TO BE DONE:
Which lines in the listing below contain the string "axis", with case counting? Pick out each of those lines and copy it.

RECORDS SHOWN:
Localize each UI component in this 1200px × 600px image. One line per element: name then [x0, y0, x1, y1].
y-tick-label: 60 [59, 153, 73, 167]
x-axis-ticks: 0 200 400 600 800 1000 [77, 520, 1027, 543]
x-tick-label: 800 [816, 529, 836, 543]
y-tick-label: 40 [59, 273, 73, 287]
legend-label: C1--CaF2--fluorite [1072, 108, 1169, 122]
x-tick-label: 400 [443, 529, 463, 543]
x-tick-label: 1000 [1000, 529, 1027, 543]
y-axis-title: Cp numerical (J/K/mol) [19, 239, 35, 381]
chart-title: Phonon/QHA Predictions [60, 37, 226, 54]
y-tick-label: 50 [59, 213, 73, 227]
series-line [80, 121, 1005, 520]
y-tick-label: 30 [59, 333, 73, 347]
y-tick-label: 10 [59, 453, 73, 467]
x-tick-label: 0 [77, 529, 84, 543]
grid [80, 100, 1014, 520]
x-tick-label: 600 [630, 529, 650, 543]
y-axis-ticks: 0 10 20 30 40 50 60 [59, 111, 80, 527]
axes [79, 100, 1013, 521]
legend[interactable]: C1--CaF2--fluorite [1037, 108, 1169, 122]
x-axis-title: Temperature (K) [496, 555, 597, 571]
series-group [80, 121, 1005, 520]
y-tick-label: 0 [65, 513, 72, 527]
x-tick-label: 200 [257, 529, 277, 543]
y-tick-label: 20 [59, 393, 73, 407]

TASK ANSWER:
x-axis-ticks: 0 200 400 600 800 1000 [77, 520, 1027, 543]
y-axis-title: Cp numerical (J/K/mol) [19, 239, 35, 381]
y-axis-ticks: 0 10 20 30 40 50 60 [59, 111, 80, 527]
x-axis-title: Temperature (K) [496, 555, 597, 571]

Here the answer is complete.